• **SHORT EXERCISE**:
Your job is to restate each entry word for word.

Collected data:
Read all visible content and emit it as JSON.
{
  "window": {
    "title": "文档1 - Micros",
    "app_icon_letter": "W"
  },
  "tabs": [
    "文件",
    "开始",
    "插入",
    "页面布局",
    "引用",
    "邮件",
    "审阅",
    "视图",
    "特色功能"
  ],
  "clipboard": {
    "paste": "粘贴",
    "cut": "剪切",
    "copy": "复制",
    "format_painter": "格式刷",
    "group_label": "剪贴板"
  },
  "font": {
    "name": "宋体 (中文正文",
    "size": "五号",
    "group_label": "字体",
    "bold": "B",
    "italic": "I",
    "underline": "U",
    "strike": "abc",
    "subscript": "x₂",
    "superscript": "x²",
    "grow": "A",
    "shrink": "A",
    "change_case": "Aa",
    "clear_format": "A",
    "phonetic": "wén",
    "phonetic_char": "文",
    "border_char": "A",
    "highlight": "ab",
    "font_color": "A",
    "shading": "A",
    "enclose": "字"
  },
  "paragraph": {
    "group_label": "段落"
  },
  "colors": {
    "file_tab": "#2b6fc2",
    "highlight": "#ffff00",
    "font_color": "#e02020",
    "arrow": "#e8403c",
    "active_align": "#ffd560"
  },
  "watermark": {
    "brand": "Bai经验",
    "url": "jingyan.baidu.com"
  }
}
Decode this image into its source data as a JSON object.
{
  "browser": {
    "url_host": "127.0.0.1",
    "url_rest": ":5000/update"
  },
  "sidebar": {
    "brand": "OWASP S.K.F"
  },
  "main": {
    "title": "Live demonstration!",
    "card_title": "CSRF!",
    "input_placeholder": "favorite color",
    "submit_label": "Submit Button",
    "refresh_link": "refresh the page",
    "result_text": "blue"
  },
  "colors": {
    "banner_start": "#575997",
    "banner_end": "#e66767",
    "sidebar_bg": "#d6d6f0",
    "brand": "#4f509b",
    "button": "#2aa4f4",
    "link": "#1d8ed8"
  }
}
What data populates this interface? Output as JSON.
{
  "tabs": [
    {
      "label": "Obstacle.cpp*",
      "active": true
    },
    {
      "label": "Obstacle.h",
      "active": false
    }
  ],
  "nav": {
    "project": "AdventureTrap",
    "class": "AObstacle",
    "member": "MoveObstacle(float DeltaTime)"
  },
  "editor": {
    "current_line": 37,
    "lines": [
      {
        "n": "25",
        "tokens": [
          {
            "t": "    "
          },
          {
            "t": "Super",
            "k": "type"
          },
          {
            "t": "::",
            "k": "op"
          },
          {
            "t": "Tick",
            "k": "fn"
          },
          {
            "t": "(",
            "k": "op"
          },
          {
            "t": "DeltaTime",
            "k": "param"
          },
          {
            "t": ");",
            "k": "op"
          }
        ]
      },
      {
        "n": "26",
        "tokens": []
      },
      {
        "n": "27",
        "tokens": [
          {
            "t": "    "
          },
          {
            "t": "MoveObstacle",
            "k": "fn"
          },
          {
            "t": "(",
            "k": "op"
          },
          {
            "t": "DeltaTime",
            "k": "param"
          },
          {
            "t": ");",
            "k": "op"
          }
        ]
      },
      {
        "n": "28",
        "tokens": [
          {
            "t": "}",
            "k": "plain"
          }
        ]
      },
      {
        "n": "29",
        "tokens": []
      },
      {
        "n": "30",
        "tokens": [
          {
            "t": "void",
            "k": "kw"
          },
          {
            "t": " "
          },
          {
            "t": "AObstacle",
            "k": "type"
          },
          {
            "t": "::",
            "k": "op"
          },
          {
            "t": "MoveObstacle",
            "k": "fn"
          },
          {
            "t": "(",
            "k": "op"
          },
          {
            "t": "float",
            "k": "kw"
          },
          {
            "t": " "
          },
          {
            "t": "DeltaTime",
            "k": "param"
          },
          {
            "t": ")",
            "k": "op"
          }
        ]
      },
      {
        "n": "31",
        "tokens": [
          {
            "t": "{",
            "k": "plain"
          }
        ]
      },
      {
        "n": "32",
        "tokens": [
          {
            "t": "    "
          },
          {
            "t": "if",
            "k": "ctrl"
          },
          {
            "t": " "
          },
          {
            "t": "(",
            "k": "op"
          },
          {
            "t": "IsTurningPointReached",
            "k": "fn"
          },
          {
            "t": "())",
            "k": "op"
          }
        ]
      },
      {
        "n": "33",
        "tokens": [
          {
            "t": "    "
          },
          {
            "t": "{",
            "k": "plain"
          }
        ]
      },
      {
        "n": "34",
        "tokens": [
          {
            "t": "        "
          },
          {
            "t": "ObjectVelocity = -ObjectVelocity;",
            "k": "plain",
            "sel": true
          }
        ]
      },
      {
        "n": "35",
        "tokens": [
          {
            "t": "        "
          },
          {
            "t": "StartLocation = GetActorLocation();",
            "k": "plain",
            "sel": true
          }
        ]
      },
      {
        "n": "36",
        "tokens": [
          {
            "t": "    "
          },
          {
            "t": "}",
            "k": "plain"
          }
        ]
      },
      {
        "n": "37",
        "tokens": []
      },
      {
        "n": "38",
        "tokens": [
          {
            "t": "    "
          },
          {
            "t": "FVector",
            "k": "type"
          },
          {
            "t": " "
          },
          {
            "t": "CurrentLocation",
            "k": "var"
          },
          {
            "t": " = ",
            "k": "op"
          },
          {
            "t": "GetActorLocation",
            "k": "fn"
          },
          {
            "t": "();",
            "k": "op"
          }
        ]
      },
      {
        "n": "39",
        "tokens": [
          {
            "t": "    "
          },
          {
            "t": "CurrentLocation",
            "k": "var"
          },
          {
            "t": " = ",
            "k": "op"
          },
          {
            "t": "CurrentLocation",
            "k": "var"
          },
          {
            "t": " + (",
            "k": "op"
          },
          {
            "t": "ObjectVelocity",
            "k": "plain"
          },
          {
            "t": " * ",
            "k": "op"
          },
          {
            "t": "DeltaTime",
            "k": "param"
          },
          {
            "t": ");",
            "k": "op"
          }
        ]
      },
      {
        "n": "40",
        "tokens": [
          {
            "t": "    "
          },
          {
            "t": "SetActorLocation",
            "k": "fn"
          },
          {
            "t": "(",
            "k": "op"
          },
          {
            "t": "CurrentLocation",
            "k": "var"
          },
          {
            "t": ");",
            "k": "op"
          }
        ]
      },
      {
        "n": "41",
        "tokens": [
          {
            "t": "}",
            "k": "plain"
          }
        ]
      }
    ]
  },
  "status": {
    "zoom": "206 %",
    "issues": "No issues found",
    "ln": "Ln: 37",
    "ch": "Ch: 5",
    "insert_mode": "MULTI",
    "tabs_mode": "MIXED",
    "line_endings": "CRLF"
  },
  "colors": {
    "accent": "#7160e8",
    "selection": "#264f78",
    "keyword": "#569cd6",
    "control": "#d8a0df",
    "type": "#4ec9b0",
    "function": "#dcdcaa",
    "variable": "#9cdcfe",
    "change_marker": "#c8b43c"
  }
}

• **SOLUTION FOR THIS PROBLEM**:
Read all visible content and emit it as JSON.
{
  "window": {
    "title": "文档1 - Micros",
    "app_icon_letter": "W"
  },
  "tabs": [
    "文件",
    "开始",
    "插入",
    "页面布局",
    "引用",
    "邮件",
    "审阅",
    "视图",
    "特色功能"
  ],
  "clipboard": {
    "paste": "粘贴",
    "cut": "剪切",
    "copy": "复制",
    "format_painter": "格式刷",
    "group_label": "剪贴板"
  },
  "font": {
    "name": "宋体 (中文正文",
    "size": "五号",
    "group_label": "字体",
    "bold": "B",
    "italic": "I",
    "underline": "U",
    "strike": "abc",
    "subscript": "x₂",
    "superscript": "x²",
    "grow": "A",
    "shrink": "A",
    "change_case": "Aa",
    "clear_format": "A",
    "phonetic": "wén",
    "phonetic_char": "文",
    "border_char": "A",
    "highlight": "ab",
    "font_color": "A",
    "shading": "A",
    "enclose": "字"
  },
  "paragraph": {
    "group_label": "段落"
  },
  "colors": {
    "file_tab": "#2b6fc2",
    "highlight": "#ffff00",
    "font_color": "#e02020",
    "arrow": "#e8403c",
    "active_align": "#ffd560"
  },
  "watermark": {
    "brand": "Bai经验",
    "url": "jingyan.baidu.com"
  }
}
Decode this image into its source data as a JSON object.
{
  "browser": {
    "url_host": "127.0.0.1",
    "url_rest": ":5000/update"
  },
  "sidebar": {
    "brand": "OWASP S.K.F"
  },
  "main": {
    "title": "Live demonstration!",
    "card_title": "CSRF!",
    "input_placeholder": "favorite color",
    "submit_label": "Submit Button",
    "refresh_link": "refresh the page",
    "result_text": "blue"
  },
  "colors": {
    "banner_start": "#575997",
    "banner_end": "#e66767",
    "sidebar_bg": "#d6d6f0",
    "brand": "#4f509b",
    "button": "#2aa4f4",
    "link": "#1d8ed8"
  }
}
What data populates this interface? Output as JSON.
{
  "tabs": [
    {
      "label": "Obstacle.cpp*",
      "active": true
    },
    {
      "label": "Obstacle.h",
      "active": false
    }
  ],
  "nav": {
    "project": "AdventureTrap",
    "class": "AObstacle",
    "member": "MoveObstacle(float DeltaTime)"
  },
  "editor": {
    "current_line": 37,
    "lines": [
      {
        "n": "25",
        "tokens": [
          {
            "t": "    "
          },
          {
            "t": "Super",
            "k": "type"
          },
          {
            "t": "::",
            "k": "op"
          },
          {
            "t": "Tick",
            "k": "fn"
          },
          {
            "t": "(",
            "k": "op"
          },
          {
            "t": "DeltaTime",
            "k": "param"
          },
          {
            "t": ");",
            "k": "op"
          }
        ]
      },
      {
        "n": "26",
        "tokens": []
      },
      {
        "n": "27",
        "tokens": [
          {
            "t": "    "
          },
          {
            "t": "MoveObstacle",
            "k": "fn"
          },
          {
            "t": "(",
            "k": "op"
          },
          {
            "t": "DeltaTime",
            "k": "param"
          },
          {
            "t": ");",
            "k": "op"
          }
        ]
      },
      {
        "n": "28",
        "tokens": [
          {
            "t": "}",
            "k": "plain"
          }
        ]
      },
      {
        "n": "29",
        "tokens": []
      },
      {
        "n": "30",
        "tokens": [
          {
            "t": "void",
            "k": "kw"
          },
          {
            "t": " "
          },
          {
            "t": "AObstacle",
            "k": "type"
          },
          {
            "t": "::",
            "k": "op"
          },
          {
            "t": "MoveObstacle",
            "k": "fn"
          },
          {
            "t": "(",
            "k": "op"
          },
          {
            "t": "float",
            "k": "kw"
          },
          {
            "t": " "
          },
          {
            "t": "DeltaTime",
            "k": "param"
          },
          {
            "t": ")",
            "k": "op"
          }
        ]
      },
      {
        "n": "31",
        "tokens": [
          {
            "t": "{",
            "k": "plain"
          }
        ]
      },
      {
        "n": "32",
        "tokens": [
          {
            "t": "    "
          },
          {
            "t": "if",
            "k": "ctrl"
          },
          {
            "t": " "
          },
          {
            "t": "(",
            "k": "op"
          },
          {
            "t": "IsTurningPointReached",
            "k": "fn"
          },
          {
            "t": "())",
            "k": "op"
          }
        ]
      },
      {
        "n": "33",
        "tokens": [
          {
            "t": "    "
          },
          {
            "t": "{",
            "k": "plain"
          }
        ]
      },
      {
        "n": "34",
        "tokens": [
          {
            "t": "        "
          },
          {
            "t": "ObjectVelocity = -ObjectVelocity;",
            "k": "plain",
            "sel": true
          }
        ]
      },
      {
        "n": "35",
        "tokens": [
          {
            "t": "        "
          },
          {
            "t": "StartLocation = GetActorLocation();",
            "k": "plain",
            "sel": true
          }
        ]
      },
      {
        "n": "36",
        "tokens": [
          {
            "t": "    "
          },
          {
            "t": "}",
            "k": "plain"
          }
        ]
      },
      {
        "n": "37",
        "tokens": []
      },
      {
        "n": "38",
        "tokens": [
          {
            "t": "    "
          },
          {
            "t": "FVector",
            "k": "type"
          },
          {
            "t": " "
          },
          {
            "t": "CurrentLocation",
            "k": "var"
          },
          {
            "t": " = ",
            "k": "op"
          },
          {
            "t": "GetActorLocation",
            "k": "fn"
          },
          {
            "t": "();",
            "k": "op"
          }
        ]
      },
      {
        "n": "39",
        "tokens": [
          {
            "t": "    "
          },
          {
            "t": "CurrentLocation",
            "k": "var"
          },
          {
            "t": " = ",
            "k": "op"
          },
          {
            "t": "CurrentLocation",
            "k": "var"
          },
          {
            "t": " + (",
            "k": "op"
          },
          {
            "t": "ObjectVelocity",
            "k": "plain"
          },
          {
            "t": " * ",
            "k": "op"
          },
          {
            "t": "DeltaTime",
            "k": "param"
          },
          {
            "t": ");",
            "k": "op"
          }
        ]
      },
      {
        "n": "40",
        "tokens": [
          {
            "t": "    "
          },
          {
            "t": "SetActorLocation",
            "k": "fn"
          },
          {
            "t": "(",
            "k": "op"
          },
          {
            "t": "CurrentLocation",
            "k": "var"
          },
          {
            "t": ");",
            "k": "op"
          }
        ]
      },
      {
        "n": "41",
        "tokens": [
          {
            "t": "}",
            "k": "plain"
          }
        ]
      }
    ]
  },
  "status": {
    "zoom": "206 %",
    "issues": "No issues found",
    "ln": "Ln: 37",
    "ch": "Ch: 5",
    "insert_mode": "MULTI",
    "tabs_mode": "MIXED",
    "line_endings": "CRLF"
  },
  "colors": {
    "accent": "#7160e8",
    "selection": "#264f78",
    "keyword": "#569cd6",
    "control": "#d8a0df",
    "type": "#4ec9b0",
    "function": "#dcdcaa",
    "variable": "#9cdcfe",
    "change_marker": "#c8b43c"
  }
}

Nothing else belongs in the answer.